-- Begin --

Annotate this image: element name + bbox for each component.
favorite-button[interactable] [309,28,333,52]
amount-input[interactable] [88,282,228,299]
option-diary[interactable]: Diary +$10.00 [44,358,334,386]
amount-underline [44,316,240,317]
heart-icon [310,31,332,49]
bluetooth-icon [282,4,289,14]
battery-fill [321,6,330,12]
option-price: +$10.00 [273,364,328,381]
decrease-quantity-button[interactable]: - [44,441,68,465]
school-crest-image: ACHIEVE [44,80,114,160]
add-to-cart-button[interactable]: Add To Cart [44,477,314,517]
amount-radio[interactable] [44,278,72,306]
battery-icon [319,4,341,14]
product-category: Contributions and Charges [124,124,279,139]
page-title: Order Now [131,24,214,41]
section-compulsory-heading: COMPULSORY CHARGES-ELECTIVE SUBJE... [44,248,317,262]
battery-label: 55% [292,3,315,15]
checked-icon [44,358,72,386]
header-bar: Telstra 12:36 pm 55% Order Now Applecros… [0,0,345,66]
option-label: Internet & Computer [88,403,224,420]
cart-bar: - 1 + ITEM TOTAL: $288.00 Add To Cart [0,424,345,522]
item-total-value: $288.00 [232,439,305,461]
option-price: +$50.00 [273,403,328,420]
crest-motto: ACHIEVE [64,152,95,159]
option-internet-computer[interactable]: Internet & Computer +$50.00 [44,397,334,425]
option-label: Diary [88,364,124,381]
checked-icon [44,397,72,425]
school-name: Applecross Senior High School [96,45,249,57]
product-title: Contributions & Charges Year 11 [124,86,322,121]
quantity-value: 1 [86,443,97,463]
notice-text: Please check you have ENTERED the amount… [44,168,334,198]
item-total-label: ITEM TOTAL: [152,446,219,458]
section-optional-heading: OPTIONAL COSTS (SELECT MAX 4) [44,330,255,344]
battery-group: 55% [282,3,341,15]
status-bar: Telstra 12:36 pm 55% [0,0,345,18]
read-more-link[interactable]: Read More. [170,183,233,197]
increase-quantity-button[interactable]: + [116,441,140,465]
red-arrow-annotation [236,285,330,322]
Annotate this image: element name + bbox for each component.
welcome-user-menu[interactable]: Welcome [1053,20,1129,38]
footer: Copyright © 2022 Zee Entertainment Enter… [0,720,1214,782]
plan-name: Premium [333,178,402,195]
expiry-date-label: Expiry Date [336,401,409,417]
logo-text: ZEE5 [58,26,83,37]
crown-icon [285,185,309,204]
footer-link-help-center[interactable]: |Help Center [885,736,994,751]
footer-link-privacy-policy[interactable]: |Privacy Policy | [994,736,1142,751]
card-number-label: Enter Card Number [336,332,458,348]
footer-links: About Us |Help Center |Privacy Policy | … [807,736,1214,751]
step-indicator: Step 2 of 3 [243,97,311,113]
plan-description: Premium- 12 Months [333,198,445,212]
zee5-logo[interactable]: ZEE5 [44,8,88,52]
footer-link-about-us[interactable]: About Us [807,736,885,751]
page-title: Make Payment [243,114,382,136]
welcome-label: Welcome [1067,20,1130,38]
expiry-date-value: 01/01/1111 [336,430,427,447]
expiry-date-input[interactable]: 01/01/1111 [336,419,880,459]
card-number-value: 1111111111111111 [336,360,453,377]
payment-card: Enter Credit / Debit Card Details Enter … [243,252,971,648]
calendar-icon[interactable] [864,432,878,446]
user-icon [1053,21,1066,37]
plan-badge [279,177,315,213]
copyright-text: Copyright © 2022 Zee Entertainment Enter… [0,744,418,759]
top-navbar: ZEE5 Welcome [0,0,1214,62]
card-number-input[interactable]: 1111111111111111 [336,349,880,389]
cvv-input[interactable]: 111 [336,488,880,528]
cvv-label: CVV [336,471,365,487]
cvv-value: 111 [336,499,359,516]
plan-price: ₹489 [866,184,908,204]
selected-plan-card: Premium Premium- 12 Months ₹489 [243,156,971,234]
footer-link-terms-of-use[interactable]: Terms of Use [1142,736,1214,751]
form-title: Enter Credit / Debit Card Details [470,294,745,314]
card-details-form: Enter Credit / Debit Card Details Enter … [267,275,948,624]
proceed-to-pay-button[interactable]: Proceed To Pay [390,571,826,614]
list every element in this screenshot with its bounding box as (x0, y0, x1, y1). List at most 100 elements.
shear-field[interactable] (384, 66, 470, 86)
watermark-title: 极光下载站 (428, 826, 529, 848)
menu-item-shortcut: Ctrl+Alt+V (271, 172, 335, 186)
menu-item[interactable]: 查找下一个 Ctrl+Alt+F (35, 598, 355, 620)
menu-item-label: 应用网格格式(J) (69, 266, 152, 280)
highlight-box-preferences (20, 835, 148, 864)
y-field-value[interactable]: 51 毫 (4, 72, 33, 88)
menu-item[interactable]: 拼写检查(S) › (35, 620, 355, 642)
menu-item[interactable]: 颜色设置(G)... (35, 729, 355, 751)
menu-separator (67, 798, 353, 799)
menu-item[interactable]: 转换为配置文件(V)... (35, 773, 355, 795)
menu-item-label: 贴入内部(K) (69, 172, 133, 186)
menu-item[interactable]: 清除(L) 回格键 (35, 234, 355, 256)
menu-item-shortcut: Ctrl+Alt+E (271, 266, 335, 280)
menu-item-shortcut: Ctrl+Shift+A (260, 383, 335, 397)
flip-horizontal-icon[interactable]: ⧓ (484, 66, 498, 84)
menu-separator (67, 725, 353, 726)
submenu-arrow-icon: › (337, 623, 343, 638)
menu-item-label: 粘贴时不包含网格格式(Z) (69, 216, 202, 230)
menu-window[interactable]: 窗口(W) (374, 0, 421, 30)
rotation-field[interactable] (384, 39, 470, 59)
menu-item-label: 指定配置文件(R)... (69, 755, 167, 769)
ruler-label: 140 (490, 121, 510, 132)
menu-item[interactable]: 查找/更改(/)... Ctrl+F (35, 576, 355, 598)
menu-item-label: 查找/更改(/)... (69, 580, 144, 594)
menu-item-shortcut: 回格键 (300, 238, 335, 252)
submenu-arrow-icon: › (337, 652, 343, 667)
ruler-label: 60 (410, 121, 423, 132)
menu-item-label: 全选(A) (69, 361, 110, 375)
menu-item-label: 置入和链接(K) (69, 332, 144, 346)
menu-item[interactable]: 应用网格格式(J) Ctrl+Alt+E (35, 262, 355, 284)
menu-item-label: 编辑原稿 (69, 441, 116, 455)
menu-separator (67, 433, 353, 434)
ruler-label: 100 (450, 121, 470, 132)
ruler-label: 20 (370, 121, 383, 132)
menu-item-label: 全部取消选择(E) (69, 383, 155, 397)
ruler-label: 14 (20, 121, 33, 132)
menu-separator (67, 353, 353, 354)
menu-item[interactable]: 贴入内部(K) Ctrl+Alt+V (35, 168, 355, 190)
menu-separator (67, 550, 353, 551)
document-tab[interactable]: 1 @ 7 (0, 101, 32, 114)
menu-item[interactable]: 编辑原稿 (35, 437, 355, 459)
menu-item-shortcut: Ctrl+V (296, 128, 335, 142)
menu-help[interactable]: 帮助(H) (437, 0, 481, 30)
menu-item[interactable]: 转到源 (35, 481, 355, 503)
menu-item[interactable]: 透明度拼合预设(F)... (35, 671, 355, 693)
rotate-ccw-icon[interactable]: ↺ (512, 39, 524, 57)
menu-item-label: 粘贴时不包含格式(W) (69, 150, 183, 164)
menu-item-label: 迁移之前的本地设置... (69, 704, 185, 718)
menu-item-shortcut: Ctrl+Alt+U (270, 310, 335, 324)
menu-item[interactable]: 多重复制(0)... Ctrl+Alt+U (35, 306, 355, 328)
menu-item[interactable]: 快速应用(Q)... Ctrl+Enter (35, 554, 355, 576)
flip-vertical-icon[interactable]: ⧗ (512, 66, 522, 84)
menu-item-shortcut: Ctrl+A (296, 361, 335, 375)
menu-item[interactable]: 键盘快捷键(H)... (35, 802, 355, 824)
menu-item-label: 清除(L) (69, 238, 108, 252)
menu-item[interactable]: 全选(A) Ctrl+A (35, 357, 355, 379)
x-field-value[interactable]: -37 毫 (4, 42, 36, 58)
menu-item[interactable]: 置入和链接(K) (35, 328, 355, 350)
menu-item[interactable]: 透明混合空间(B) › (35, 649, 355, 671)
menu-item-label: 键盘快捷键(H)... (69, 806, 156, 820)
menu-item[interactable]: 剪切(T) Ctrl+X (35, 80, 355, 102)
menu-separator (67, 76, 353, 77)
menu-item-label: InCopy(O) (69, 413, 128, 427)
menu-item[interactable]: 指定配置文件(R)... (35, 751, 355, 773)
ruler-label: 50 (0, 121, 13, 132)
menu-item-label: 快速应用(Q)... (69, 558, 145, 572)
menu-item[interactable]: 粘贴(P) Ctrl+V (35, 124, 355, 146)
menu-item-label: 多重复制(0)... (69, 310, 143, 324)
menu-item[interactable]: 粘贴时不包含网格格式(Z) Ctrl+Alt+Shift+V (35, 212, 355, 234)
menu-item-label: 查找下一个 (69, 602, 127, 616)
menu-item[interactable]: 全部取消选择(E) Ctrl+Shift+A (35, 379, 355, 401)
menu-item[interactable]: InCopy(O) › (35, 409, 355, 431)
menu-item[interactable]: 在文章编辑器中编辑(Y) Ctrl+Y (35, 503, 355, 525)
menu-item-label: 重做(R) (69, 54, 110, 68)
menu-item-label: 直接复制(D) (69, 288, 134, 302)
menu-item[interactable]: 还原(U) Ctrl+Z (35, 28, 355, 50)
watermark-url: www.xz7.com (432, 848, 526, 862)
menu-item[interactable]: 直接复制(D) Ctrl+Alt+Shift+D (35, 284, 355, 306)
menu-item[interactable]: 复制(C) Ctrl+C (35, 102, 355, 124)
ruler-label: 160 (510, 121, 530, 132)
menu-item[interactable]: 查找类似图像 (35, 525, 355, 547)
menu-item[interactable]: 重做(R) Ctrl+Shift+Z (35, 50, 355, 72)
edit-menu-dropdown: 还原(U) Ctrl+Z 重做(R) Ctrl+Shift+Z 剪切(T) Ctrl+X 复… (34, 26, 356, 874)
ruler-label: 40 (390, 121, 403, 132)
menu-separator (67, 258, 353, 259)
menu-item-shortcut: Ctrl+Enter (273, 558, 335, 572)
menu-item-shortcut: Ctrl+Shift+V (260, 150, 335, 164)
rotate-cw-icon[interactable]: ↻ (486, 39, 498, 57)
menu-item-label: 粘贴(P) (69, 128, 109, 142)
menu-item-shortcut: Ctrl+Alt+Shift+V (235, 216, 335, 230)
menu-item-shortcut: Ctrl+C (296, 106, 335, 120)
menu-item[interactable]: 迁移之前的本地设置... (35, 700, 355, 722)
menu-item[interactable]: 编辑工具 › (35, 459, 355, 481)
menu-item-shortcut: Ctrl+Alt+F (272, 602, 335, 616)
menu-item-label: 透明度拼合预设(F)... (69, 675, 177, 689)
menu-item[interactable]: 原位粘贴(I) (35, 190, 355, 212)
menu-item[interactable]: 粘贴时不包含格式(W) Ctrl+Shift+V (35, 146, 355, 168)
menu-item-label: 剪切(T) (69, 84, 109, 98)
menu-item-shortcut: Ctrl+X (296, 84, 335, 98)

-- End --

Please rewrite the items as a numbered list, from the first line through the line containing "footer-link-help-center[interactable]: |Help Center", both included, leaving out any blank lines.

1. Annotate this image: element name + bbox for each component.
2. favorite-button[interactable] [309,28,333,52]
3. amount-input[interactable] [88,282,228,299]
4. option-diary[interactable]: Diary +$10.00 [44,358,334,386]
5. amount-underline [44,316,240,317]
6. heart-icon [310,31,332,49]
7. bluetooth-icon [282,4,289,14]
8. battery-fill [321,6,330,12]
9. option-price: +$10.00 [273,364,328,381]
10. decrease-quantity-button[interactable]: - [44,441,68,465]
11. school-crest-image: ACHIEVE [44,80,114,160]
12. add-to-cart-button[interactable]: Add To Cart [44,477,314,517]
13. amount-radio[interactable] [44,278,72,306]
14. battery-icon [319,4,341,14]
15. product-category: Contributions and Charges [124,124,279,139]
16. page-title: Order Now [131,24,214,41]
17. section-compulsory-heading: COMPULSORY CHARGES-ELECTIVE SUBJE... [44,248,317,262]
18. battery-label: 55% [292,3,315,15]
19. checked-icon [44,358,72,386]
20. header-bar: Telstra 12:36 pm 55% Order Now Applecros… [0,0,345,66]
21. option-label: Internet & Computer [88,403,224,420]
22. cart-bar: - 1 + ITEM TOTAL: $288.00 Add To Cart [0,424,345,522]
23. item-total-value: $288.00 [232,439,305,461]
24. option-price: +$50.00 [273,403,328,420]
25. crest-motto: ACHIEVE [64,152,95,159]
26. option-internet-computer[interactable]: Internet & Computer +$50.00 [44,397,334,425]
27. option-label: Diary [88,364,124,381]
28. checked-icon [44,397,72,425]
29. school-name: Applecross Senior High School [96,45,249,57]
30. product-title: Contributions & Charges Year 11 [124,86,322,121]
31. quantity-value: 1 [86,443,97,463]
32. notice-text: Please check you have ENTERED the amount… [44,168,334,198]
33. item-total-label: ITEM TOTAL: [152,446,219,458]
34. section-optional-heading: OPTIONAL COSTS (SELECT MAX 4) [44,330,255,344]
35. battery-group: 55% [282,3,341,15]
36. status-bar: Telstra 12:36 pm 55% [0,0,345,18]
37. read-more-link[interactable]: Read More. [170,183,233,197]
38. increase-quantity-button[interactable]: + [116,441,140,465]
39. red-arrow-annotation [236,285,330,322]
40. Annotate this image: element name + bbox for each component.
41. welcome-user-menu[interactable]: Welcome [1053,20,1129,38]
42. footer: Copyright © 2022 Zee Entertainment Enter… [0,720,1214,782]
43. plan-name: Premium [333,178,402,195]
44. expiry-date-label: Expiry Date [336,401,409,417]
45. logo-text: ZEE5 [58,26,83,37]
46. crown-icon [285,185,309,204]
47. footer-link-help-center[interactable]: |Help Center [885,736,994,751]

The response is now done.